Which lines have the string "subtitle"? Copy all of them from the entries below.

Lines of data

────────────────────────────────────────

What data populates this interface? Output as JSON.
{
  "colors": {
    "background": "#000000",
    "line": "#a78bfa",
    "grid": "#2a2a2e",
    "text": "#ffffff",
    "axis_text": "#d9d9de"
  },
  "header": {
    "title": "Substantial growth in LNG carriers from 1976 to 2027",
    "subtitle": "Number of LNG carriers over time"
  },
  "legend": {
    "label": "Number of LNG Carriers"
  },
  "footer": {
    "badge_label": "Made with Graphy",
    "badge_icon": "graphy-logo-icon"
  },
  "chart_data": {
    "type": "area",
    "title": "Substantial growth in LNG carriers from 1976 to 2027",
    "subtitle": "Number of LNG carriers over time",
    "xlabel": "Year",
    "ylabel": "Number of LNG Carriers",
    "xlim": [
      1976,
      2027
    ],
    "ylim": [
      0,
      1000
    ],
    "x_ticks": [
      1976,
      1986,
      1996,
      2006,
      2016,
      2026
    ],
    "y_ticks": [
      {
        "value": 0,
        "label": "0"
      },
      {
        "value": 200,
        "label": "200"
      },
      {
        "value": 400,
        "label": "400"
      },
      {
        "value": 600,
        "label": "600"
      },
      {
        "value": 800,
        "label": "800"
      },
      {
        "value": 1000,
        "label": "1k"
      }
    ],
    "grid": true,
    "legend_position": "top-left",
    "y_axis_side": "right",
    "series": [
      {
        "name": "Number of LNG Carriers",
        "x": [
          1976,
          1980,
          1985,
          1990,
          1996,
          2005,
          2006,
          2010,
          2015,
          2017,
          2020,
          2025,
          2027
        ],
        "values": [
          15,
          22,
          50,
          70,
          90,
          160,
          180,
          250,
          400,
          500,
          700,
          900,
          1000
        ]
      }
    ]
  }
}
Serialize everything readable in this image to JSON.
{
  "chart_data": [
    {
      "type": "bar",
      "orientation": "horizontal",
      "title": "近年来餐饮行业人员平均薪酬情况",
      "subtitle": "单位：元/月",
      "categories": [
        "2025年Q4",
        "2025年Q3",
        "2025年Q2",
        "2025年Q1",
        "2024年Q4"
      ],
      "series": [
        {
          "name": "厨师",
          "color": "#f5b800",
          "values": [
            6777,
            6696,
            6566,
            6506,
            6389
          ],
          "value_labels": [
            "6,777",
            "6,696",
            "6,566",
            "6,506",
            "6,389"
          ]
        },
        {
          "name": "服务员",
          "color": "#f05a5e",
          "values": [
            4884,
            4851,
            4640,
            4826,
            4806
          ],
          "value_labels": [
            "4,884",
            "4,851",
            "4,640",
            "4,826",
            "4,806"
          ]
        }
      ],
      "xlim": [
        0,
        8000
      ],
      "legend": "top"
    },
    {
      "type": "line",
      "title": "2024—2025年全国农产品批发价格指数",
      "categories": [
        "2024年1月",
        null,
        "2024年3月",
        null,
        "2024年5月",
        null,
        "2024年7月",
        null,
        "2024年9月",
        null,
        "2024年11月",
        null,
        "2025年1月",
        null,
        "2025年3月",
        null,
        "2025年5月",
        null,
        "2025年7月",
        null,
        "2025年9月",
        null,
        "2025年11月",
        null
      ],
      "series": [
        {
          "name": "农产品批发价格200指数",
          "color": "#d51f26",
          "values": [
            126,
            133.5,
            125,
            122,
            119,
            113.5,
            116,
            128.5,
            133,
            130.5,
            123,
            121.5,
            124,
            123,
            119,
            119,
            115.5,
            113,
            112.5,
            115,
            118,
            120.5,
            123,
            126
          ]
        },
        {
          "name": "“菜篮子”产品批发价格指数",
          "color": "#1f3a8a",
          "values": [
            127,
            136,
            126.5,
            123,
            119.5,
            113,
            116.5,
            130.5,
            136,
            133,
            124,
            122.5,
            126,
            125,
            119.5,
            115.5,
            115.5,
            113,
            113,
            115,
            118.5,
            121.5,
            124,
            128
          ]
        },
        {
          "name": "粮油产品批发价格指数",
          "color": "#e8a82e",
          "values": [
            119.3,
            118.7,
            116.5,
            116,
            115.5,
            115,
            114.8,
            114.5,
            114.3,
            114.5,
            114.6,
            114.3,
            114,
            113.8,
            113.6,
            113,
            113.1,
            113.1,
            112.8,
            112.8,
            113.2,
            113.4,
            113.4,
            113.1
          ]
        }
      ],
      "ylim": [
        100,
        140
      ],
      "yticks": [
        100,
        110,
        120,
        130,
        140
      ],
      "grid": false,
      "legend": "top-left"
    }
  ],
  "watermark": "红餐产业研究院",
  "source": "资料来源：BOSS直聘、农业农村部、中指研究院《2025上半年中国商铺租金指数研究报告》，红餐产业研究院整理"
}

────────────────────────────────────────

*EXERCISE OUTPUT:*
    "subtitle": "Number of LNG carriers over time"
    "subtitle": "Number of LNG carriers over time",
      "subtitle": "单位：元/月",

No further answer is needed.